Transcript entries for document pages
# # # #
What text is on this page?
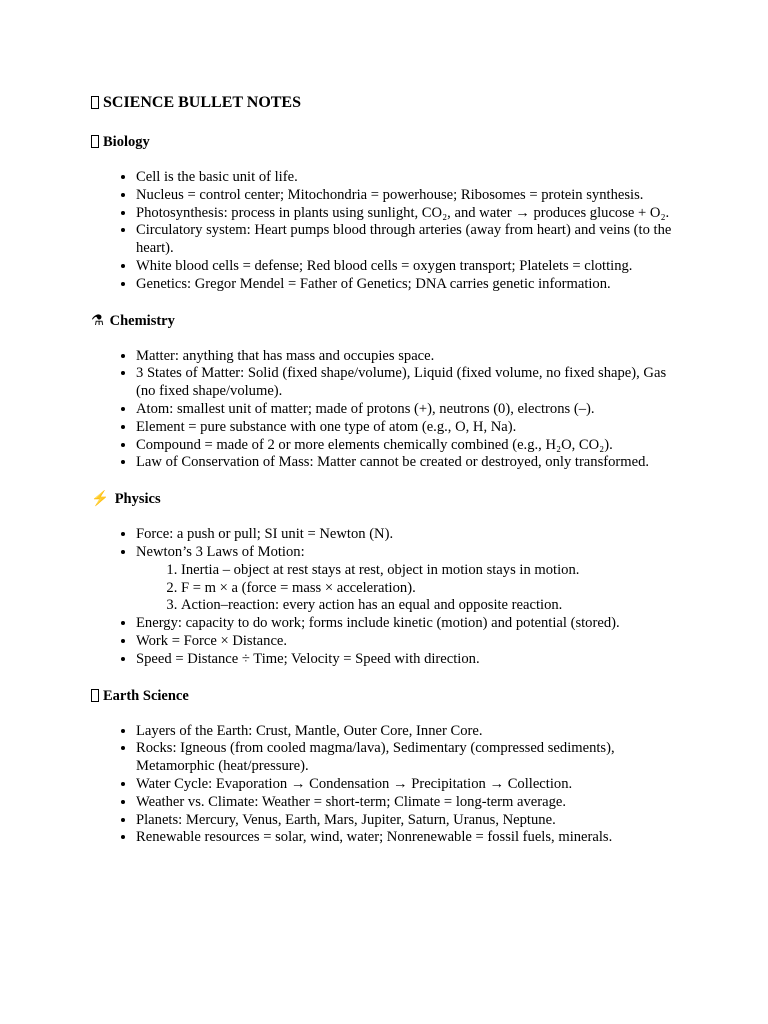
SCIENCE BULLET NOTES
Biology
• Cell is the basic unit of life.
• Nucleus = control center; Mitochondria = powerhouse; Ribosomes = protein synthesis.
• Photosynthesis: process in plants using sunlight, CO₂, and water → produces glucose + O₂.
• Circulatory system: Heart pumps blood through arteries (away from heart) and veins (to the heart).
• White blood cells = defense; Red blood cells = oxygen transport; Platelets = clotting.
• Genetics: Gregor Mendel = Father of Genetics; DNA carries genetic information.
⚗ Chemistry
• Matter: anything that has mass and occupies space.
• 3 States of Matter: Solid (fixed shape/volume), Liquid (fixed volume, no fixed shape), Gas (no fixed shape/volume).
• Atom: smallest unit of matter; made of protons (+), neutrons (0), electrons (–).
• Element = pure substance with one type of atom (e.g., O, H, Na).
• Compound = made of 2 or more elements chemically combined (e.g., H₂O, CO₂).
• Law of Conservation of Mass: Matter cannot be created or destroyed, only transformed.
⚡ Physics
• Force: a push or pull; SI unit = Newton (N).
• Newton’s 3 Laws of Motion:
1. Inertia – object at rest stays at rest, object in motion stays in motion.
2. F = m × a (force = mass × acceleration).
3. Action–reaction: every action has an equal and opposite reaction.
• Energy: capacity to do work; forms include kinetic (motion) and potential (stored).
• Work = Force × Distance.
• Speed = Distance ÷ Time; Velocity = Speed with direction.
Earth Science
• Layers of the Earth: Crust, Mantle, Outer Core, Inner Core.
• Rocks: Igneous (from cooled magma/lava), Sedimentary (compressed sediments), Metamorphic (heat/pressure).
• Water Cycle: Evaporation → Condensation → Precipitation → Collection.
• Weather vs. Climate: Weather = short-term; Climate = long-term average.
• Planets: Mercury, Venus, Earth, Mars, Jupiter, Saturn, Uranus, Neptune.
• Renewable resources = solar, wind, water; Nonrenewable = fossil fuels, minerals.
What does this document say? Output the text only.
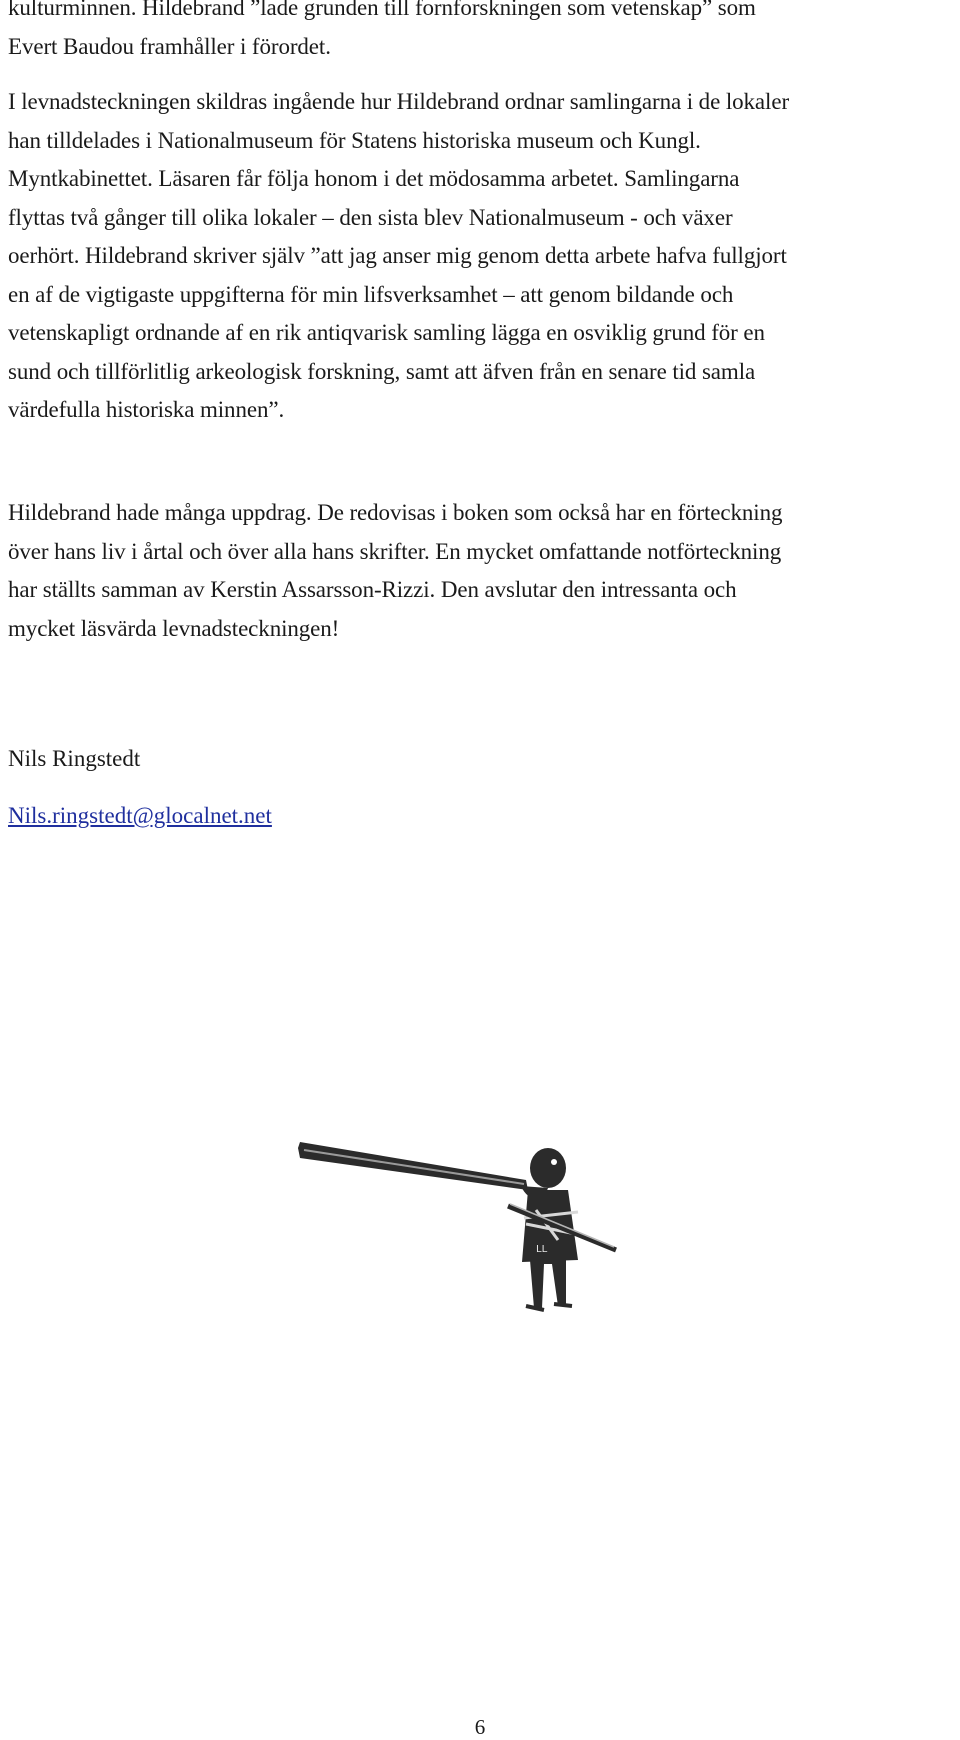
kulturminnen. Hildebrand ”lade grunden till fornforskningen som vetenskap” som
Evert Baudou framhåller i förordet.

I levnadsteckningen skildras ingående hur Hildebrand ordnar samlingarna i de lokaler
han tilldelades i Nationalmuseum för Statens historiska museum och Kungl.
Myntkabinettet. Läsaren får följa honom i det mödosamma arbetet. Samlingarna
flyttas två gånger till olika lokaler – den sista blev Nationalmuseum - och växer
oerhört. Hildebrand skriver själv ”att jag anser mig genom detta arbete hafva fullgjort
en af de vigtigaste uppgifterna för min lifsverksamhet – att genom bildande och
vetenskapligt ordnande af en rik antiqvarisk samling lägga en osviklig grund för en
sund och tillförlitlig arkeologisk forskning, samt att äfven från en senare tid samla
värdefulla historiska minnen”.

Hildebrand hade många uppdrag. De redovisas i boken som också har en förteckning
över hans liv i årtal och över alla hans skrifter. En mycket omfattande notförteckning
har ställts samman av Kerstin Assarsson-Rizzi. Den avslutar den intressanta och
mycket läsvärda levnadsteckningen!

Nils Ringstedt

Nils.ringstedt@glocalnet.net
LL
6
# # # #
Your objective: Scan the entries above for lines with "mycket" in them, then report how many there are as a plain number.

Problem solution: 2